*Problem to work on*
Tell how many lines in these records contain the string "associé", with only the number as the reply.

Saved data entries:
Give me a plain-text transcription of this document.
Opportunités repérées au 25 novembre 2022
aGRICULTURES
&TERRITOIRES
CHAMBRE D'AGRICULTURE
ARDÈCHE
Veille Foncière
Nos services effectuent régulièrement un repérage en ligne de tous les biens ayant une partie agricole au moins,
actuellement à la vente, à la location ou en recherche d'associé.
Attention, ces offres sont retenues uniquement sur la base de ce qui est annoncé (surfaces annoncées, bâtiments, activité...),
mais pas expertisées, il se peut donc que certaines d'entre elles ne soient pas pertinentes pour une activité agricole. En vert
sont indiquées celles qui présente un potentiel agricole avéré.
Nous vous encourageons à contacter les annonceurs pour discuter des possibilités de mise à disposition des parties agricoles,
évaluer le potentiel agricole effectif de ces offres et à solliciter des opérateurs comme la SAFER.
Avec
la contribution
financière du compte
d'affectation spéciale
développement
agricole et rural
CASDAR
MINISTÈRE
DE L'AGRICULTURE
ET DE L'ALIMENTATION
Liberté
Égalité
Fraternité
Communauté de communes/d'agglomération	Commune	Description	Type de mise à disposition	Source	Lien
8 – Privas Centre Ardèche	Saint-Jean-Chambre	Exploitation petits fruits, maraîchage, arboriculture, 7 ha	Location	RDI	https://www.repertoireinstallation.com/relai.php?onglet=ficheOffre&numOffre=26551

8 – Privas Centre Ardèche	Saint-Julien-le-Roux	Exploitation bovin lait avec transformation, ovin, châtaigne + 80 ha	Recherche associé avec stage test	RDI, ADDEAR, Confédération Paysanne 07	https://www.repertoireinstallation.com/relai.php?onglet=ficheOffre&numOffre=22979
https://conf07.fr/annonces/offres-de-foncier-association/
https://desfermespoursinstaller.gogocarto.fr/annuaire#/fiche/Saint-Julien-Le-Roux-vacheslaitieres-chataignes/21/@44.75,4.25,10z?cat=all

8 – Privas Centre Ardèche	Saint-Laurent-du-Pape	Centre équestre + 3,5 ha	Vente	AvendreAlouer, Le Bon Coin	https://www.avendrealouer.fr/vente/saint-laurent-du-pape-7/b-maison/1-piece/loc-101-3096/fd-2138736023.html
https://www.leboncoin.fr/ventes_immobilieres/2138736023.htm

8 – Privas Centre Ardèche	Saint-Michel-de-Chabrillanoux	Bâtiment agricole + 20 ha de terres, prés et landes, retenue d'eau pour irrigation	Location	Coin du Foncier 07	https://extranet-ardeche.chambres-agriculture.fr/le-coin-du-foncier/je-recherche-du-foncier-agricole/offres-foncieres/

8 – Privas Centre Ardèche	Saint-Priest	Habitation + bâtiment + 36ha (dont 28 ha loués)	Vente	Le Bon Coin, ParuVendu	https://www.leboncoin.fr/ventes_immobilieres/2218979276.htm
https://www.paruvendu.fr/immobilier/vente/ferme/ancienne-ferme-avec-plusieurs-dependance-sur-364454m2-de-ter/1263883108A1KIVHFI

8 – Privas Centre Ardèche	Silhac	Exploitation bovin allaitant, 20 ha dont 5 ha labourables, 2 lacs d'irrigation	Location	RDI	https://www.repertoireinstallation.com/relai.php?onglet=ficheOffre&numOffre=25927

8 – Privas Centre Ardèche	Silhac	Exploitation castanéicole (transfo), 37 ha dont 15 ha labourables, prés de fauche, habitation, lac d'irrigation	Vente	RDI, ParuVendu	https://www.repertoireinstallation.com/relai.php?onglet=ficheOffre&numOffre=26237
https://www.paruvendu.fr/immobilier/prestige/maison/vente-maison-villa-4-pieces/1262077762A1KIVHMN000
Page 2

*Response to the task*
2